## BEGIN
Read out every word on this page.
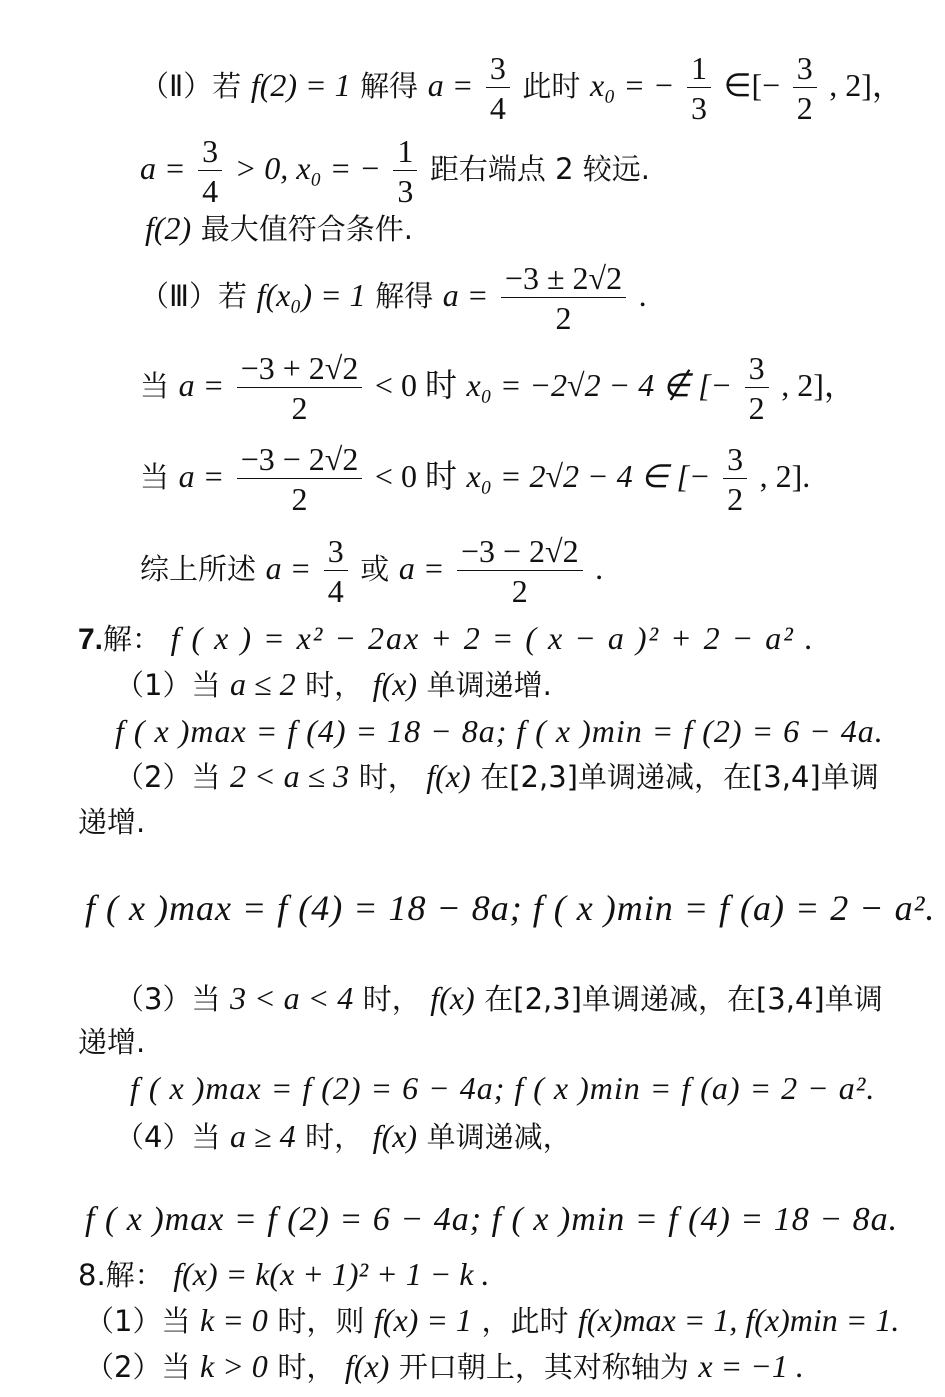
（Ⅱ）若 f(2) = 1 解得 $a = \frac{3}{4}$ 此时 x₀ = − $\frac{1}{3}$ ∈[− $\frac{3}{2}$ , 2]，
$a = \frac{3}{4} > 0$, x₀ = − $\frac{1}{3}$ 距右端点 2 较远.
f(2) 最大值符合条件.
（Ⅲ）若 f(x₀) = 1 解得 $a = \frac{-3 \pm 2√2}{2}$ .
当 $a = \frac{-3 + 2√2}{2} < 0$ 时 x₀ = −2√2 − 4 ∉ [− $\frac{3}{2}$ , 2]，
当 $a = \frac{-3 - 2√2}{2} < 0$ 时 x₀ = 2√2 − 4 ∈ [− $\frac{3}{2}$ , 2].
综上所述 $a = \frac{3}{4}$ 或 $a = \frac{-3 - 2√2}{2}$ .
7.解： f ( x ) = x² − 2ax + 2 = ( x − a )² + 2 − a² .
（1）当 a ≤ 2 时， f(x) 单调递增.
f ( x )max = f (4) = 18 − 8a; f ( x )min = f (2) = 6 − 4a.
（2）当 2 < a ≤ 3 时， f(x) 在[2,3]单调递减，在[3,4]单调
递增.
f ( x )max = f (4) = 18 − 8a; f ( x )min = f (a) = 2 − a².
（3）当 3 < a < 4 时， f(x) 在[2,3]单调递减，在[3,4]单调
递增.
f ( x )max = f (2) = 6 − 4a; f ( x )min = f (a) = 2 − a².
（4）当 a ≥ 4 时， f(x) 单调递减，
f ( x )max = f (2) = 6 − 4a; f ( x )min = f (4) = 18 − 8a.
8.解： f(x) = k(x + 1)² + 1 − k .
（1）当 k = 0 时，则 f(x) = 1 ，此时 f(x)max = 1, f(x)min = 1.
（2）当 k > 0 时， f(x) 开口朝上，其对称轴为 x = −1 .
## END
• SET PROBLEM:
Print all of the entries word for word. Skip any images they contain.

• EXERCISE ANSWER:
Read out every word on this page.
（Ⅱ）若 f(2) = 1 解得 $a = \frac{3}{4}$ 此时 x₀ = − $\frac{1}{3}$ ∈[− $\frac{3}{2}$ , 2]，
$a = \frac{3}{4} > 0$, x₀ = − $\frac{1}{3}$ 距右端点 2 较远.
f(2) 最大值符合条件.
（Ⅲ）若 f(x₀) = 1 解得 $a = \frac{-3 \pm 2√2}{2}$ .
当 $a = \frac{-3 + 2√2}{2} < 0$ 时 x₀ = −2√2 − 4 ∉ [− $\frac{3}{2}$ , 2]，
当 $a = \frac{-3 - 2√2}{2} < 0$ 时 x₀ = 2√2 − 4 ∈ [− $\frac{3}{2}$ , 2].
综上所述 $a = \frac{3}{4}$ 或 $a = \frac{-3 - 2√2}{2}$ .
7.解： f ( x ) = x² − 2ax + 2 = ( x − a )² + 2 − a² .
（1）当 a ≤ 2 时， f(x) 单调递增.
f ( x )max = f (4) = 18 − 8a; f ( x )min = f (2) = 6 − 4a.
（2）当 2 < a ≤ 3 时， f(x) 在[2,3]单调递减，在[3,4]单调
递增.
f ( x )max = f (4) = 18 − 8a; f ( x )min = f (a) = 2 − a².
（3）当 3 < a < 4 时， f(x) 在[2,3]单调递减，在[3,4]单调
递增.
f ( x )max = f (2) = 6 − 4a; f ( x )min = f (a) = 2 − a².
（4）当 a ≥ 4 时， f(x) 单调递减，
f ( x )max = f (2) = 6 − 4a; f ( x )min = f (4) = 18 − 8a.
8.解： f(x) = k(x + 1)² + 1 − k .
（1）当 k = 0 时，则 f(x) = 1 ，此时 f(x)max = 1, f(x)min = 1.
（2）当 k > 0 时， f(x) 开口朝上，其对称轴为 x = −1 .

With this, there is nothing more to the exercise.